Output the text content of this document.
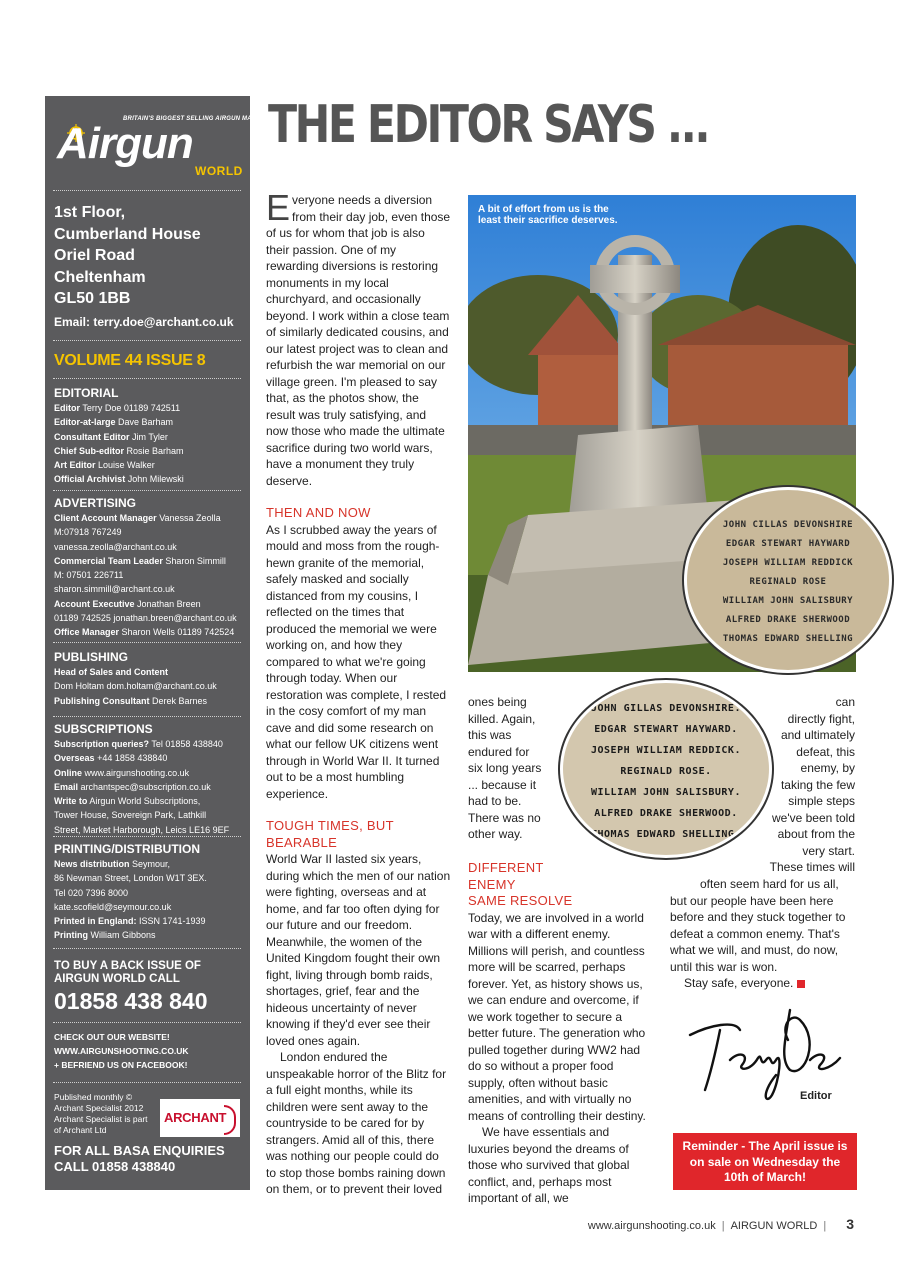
BRITAIN'S BIGGEST SELLING AIRGUN MAGAZINE
Airgun
WORLD
1st Floor,
Cumberland House
Oriel Road
Cheltenham
GL50 1BB
Email: terry.doe@archant.co.uk
VOLUME 44 ISSUE 8
EDITORIAL
Editor Terry Doe 01189 742511
Editor-at-large Dave Barham
Consultant Editor Jim Tyler
Chief Sub-editor Rosie Barham
Art Editor Louise Walker
Official Archivist John Milewski
ADVERTISING
Client Account Manager Vanessa Zeolla
M:07918 767249
vanessa.zeolla@archant.co.uk
Commercial Team Leader Sharon Simmill
M: 07501 226711
sharon.simmill@archant.co.uk
Account Executive Jonathan Breen
01189 742525 jonathan.breen@archant.co.uk
Office Manager Sharon Wells 01189 742524
PUBLISHING
Head of Sales and Content
Dom Holtam dom.holtam@archant.co.uk
Publishing Consultant Derek Barnes
SUBSCRIPTIONS
Subscription queries? Tel 01858 438840
Overseas +44 1858 438840
Online www.airgunshooting.co.uk
Email archantspec@subscription.co.uk
Write to Airgun World Subscriptions,
Tower House, Sovereign Park, Lathkill
Street, Market Harborough, Leics LE16 9EF
PRINTING/DISTRIBUTION
News distribution Seymour,
86 Newman Street, London W1T 3EX.
Tel 020 7396 8000
kate.scofield@seymour.co.uk
Printed in England: ISSN 1741-1939
Printing William Gibbons
TO BUY A BACK ISSUE OF
AIRGUN WORLD CALL
01858 438 840
CHECK OUT OUR WEBSITE!
WWW.AIRGUNSHOOTING.CO.UK
+ BEFRIEND US ON FACEBOOK!
Published monthly ©
Archant Specialist 2012
Archant Specialist is part
of Archant Ltd
ARCHANT
FOR ALL BASA ENQUIRIES
CALL 01858 438840
THE EDITOR SAYS ...

Everyone needs a diversion from their day job, even those of us for whom that job is also their passion. One of my rewarding diversions is restoring monuments in my local churchyard, and occasionally beyond. I work within a close team of similarly dedicated cousins, and our latest project was to clean and refurbish the war memorial on our village green. I'm pleased to say that, as the photos show, the result was truly satisfying, and now those who made the ultimate sacrifice during two world wars, have a monument they truly deserve.

THEN AND NOW

As I scrubbed away the years of mould and moss from the rough-hewn granite of the memorial, safely masked and socially distanced from my cousins, I reflected on the times that produced the memorial we were working on, and how they compared to what we're going through today. When our restoration was complete, I rested in the cosy comfort of my man cave and did some research on what our fellow UK citizens went through in World War II. It turned out to be a most humbling experience.

TOUGH TIMES, BUT
BEARABLE

World War II lasted six years, during which the men of our nation were fighting, overseas and at home, and far too often dying for our future and our freedom. Meanwhile, the women of the United Kingdom fought their own fight, living through bomb raids, shortages, grief, fear and the hideous uncertainty of never knowing if they'd ever see their loved ones again.

London endured the unspeakable horror of the Blitz for a full eight months, while its children were sent away to the countryside to be cared for by strangers. Amid all of this, there was nothing our people could do to stop those bombs raining down on them, or to prevent their loved

A bit of effort from us is the least their sacrifice deserves.
JOHN CILLAS DEVONSHIRE
EDGAR STEWART HAYWARD
JOSEPH WILLIAM REDDICK
REGINALD ROSE
WILLIAM JOHN SALISBURY
ALFRED DRAKE SHERWOOD
THOMAS EDWARD SHELLING

ones being

killed. Again,

this was

endured for

six long years

... because it

had to be.

There was no

other way.

JOHN GILLAS DEVONSHIRE.
EDGAR STEWART HAYWARD.
JOSEPH WILLIAM REDDICK.
REGINALD ROSE.
WILLIAM JOHN SALISBURY.
ALFRED DRAKE SHERWOOD.
THOMAS EDWARD SHELLING.

can

directly fight,

and ultimately

defeat, this

enemy, by

taking the few

simple steps

we've been told

about from the

very start.

These times will

DIFFERENT
ENEMY
SAME RESOLVE

Today, we are involved in a world war with a different enemy. Millions will perish, and countless more will be scarred, perhaps forever. Yet, as history shows us, we can endure and overcome, if we work together to secure a better future. The generation who pulled together during WW2 had do so without a proper food supply, often without basic amenities, and with virtually no means of controlling their destiny.

We have essentials and luxuries beyond the dreams of those who survived that global conflict, and, perhaps most important of all, we

often seem hard for us all, but our people have been here before and they stuck together to defeat a common enemy. That's what we will, and must, do now, until this war is won.

Stay safe, everyone.

Editor
Reminder - The April issue is
on sale on Wednesday the
10th of March!
www.airgunshooting.co.uk | AIRGUN WORLD | 3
· · · · · · ·
:: INSTRUCTIONS FOR THE TASK ::
Restate the records word for word, omitting images.

:: CORRECT OUTPUT ::
Output the text content of this document.
BRITAIN'S BIGGEST SELLING AIRGUN MAGAZINE
Airgun
WORLD
1st Floor,
Cumberland House
Oriel Road
Cheltenham
GL50 1BB
Email: terry.doe@archant.co.uk
VOLUME 44 ISSUE 8
EDITORIAL
Editor Terry Doe 01189 742511
Editor-at-large Dave Barham
Consultant Editor Jim Tyler
Chief Sub-editor Rosie Barham
Art Editor Louise Walker
Official Archivist John Milewski
ADVERTISING
Client Account Manager Vanessa Zeolla
M:07918 767249
vanessa.zeolla@archant.co.uk
Commercial Team Leader Sharon Simmill
M: 07501 226711
sharon.simmill@archant.co.uk
Account Executive Jonathan Breen
01189 742525 jonathan.breen@archant.co.uk
Office Manager Sharon Wells 01189 742524
PUBLISHING
Head of Sales and Content
Dom Holtam dom.holtam@archant.co.uk
Publishing Consultant Derek Barnes
SUBSCRIPTIONS
Subscription queries? Tel 01858 438840
Overseas +44 1858 438840
Online www.airgunshooting.co.uk
Email archantspec@subscription.co.uk
Write to Airgun World Subscriptions,
Tower House, Sovereign Park, Lathkill
Street, Market Harborough, Leics LE16 9EF
PRINTING/DISTRIBUTION
News distribution Seymour,
86 Newman Street, London W1T 3EX.
Tel 020 7396 8000
kate.scofield@seymour.co.uk
Printed in England: ISSN 1741-1939
Printing William Gibbons
TO BUY A BACK ISSUE OF
AIRGUN WORLD CALL
01858 438 840
CHECK OUT OUR WEBSITE!
WWW.AIRGUNSHOOTING.CO.UK
+ BEFRIEND US ON FACEBOOK!
Published monthly ©
Archant Specialist 2012
Archant Specialist is part
of Archant Ltd
ARCHANT
FOR ALL BASA ENQUIRIES
CALL 01858 438840
THE EDITOR SAYS ...

Everyone needs a diversion from their day job, even those of us for whom that job is also their passion. One of my rewarding diversions is restoring monuments in my local churchyard, and occasionally beyond. I work within a close team of similarly dedicated cousins, and our latest project was to clean and refurbish the war memorial on our village green. I'm pleased to say that, as the photos show, the result was truly satisfying, and now those who made the ultimate sacrifice during two world wars, have a monument they truly deserve.

THEN AND NOW

As I scrubbed away the years of mould and moss from the rough-hewn granite of the memorial, safely masked and socially distanced from my cousins, I reflected on the times that produced the memorial we were working on, and how they compared to what we're going through today. When our restoration was complete, I rested in the cosy comfort of my man cave and did some research on what our fellow UK citizens went through in World War II. It turned out to be a most humbling experience.

TOUGH TIMES, BUT
BEARABLE

World War II lasted six years, during which the men of our nation were fighting, overseas and at home, and far too often dying for our future and our freedom. Meanwhile, the women of the United Kingdom fought their own fight, living through bomb raids, shortages, grief, fear and the hideous uncertainty of never knowing if they'd ever see their loved ones again.

London endured the unspeakable horror of the Blitz for a full eight months, while its children were sent away to the countryside to be cared for by strangers. Amid all of this, there was nothing our people could do to stop those bombs raining down on them, or to prevent their loved

A bit of effort from us is the least their sacrifice deserves.
JOHN CILLAS DEVONSHIRE
EDGAR STEWART HAYWARD
JOSEPH WILLIAM REDDICK
REGINALD ROSE
WILLIAM JOHN SALISBURY
ALFRED DRAKE SHERWOOD
THOMAS EDWARD SHELLING

ones being

killed. Again,

this was

endured for

six long years

... because it

had to be.

There was no

other way.

JOHN GILLAS DEVONSHIRE.
EDGAR STEWART HAYWARD.
JOSEPH WILLIAM REDDICK.
REGINALD ROSE.
WILLIAM JOHN SALISBURY.
ALFRED DRAKE SHERWOOD.
THOMAS EDWARD SHELLING.

can

directly fight,

and ultimately

defeat, this

enemy, by

taking the few

simple steps

we've been told

about from the

very start.

These times will

DIFFERENT
ENEMY
SAME RESOLVE

Today, we are involved in a world war with a different enemy. Millions will perish, and countless more will be scarred, perhaps forever. Yet, as history shows us, we can endure and overcome, if we work together to secure a better future. The generation who pulled together during WW2 had do so without a proper food supply, often without basic amenities, and with virtually no means of controlling their destiny.

We have essentials and luxuries beyond the dreams of those who survived that global conflict, and, perhaps most important of all, we

often seem hard for us all, but our people have been here before and they stuck together to defeat a common enemy. That's what we will, and must, do now, until this war is won.

Stay safe, everyone.

Editor
Reminder - The April issue is
on sale on Wednesday the
10th of March!
www.airgunshooting.co.uk | AIRGUN WORLD | 3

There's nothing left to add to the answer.